▶ _Brief_: Omit all pictures and give the records below again exactly as written.

▶ _Data excerpts_:

★ ★ ★ ★

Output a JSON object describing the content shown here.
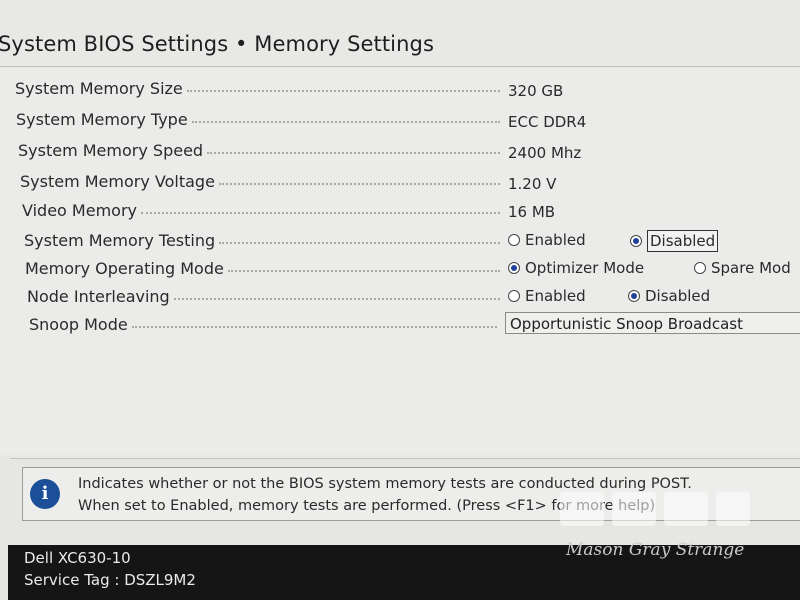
{
  "header": {
    "title": "System BIOS Settings • Memory Settings"
  },
  "settings": {
    "memory_size": {
      "label": "System Memory Size",
      "value": "320 GB"
    },
    "memory_type": {
      "label": "System Memory Type",
      "value": "ECC DDR4"
    },
    "memory_speed": {
      "label": "System Memory Speed",
      "value": "2400 Mhz"
    },
    "memory_voltage": {
      "label": "System Memory Voltage",
      "value": "1.20 V"
    },
    "video_memory": {
      "label": "Video Memory",
      "value": "16 MB"
    },
    "memory_testing": {
      "label": "System Memory Testing",
      "options": [
        "Enabled",
        "Disabled"
      ],
      "selected": "Disabled"
    },
    "operating_mode": {
      "label": "Memory Operating Mode",
      "options": [
        "Optimizer Mode",
        "Spare Mod"
      ],
      "selected": "Optimizer Mode"
    },
    "node_interleaving": {
      "label": "Node Interleaving",
      "options": [
        "Enabled",
        "Disabled"
      ],
      "selected": "Disabled"
    },
    "snoop_mode": {
      "label": "Snoop Mode",
      "value": "Opportunistic Snoop Broadcast"
    }
  },
  "help": {
    "icon": "info-icon",
    "line1": "Indicates whether or not the BIOS system memory tests are conducted during POST.",
    "line2": "When set to Enabled, memory tests are performed. (Press <F1> for more help)"
  },
  "footer": {
    "model": "Dell XC630-10",
    "service_tag": "Service Tag : DSZL9M2"
  },
  "watermark": {
    "name": "Mason Gray Strange"
  },
  "colors": {
    "radio_selected": "#1f3f9a",
    "footer_bg": "#151515",
    "info_icon": "#1b4f98"
  }
}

★ ★ ★ ★

▶ _Reply to the task_:
Output a JSON object describing the content shown here.
{
  "header": {
    "title": "System BIOS Settings • Memory Settings"
  },
  "settings": {
    "memory_size": {
      "label": "System Memory Size",
      "value": "320 GB"
    },
    "memory_type": {
      "label": "System Memory Type",
      "value": "ECC DDR4"
    },
    "memory_speed": {
      "label": "System Memory Speed",
      "value": "2400 Mhz"
    },
    "memory_voltage": {
      "label": "System Memory Voltage",
      "value": "1.20 V"
    },
    "video_memory": {
      "label": "Video Memory",
      "value": "16 MB"
    },
    "memory_testing": {
      "label": "System Memory Testing",
      "options": [
        "Enabled",
        "Disabled"
      ],
      "selected": "Disabled"
    },
    "operating_mode": {
      "label": "Memory Operating Mode",
      "options": [
        "Optimizer Mode",
        "Spare Mod"
      ],
      "selected": "Optimizer Mode"
    },
    "node_interleaving": {
      "label": "Node Interleaving",
      "options": [
        "Enabled",
        "Disabled"
      ],
      "selected": "Disabled"
    },
    "snoop_mode": {
      "label": "Snoop Mode",
      "value": "Opportunistic Snoop Broadcast"
    }
  },
  "help": {
    "icon": "info-icon",
    "line1": "Indicates whether or not the BIOS system memory tests are conducted during POST.",
    "line2": "When set to Enabled, memory tests are performed. (Press <F1> for more help)"
  },
  "footer": {
    "model": "Dell XC630-10",
    "service_tag": "Service Tag : DSZL9M2"
  },
  "watermark": {
    "name": "Mason Gray Strange"
  },
  "colors": {
    "radio_selected": "#1f3f9a",
    "footer_bg": "#151515",
    "info_icon": "#1b4f98"
  }
}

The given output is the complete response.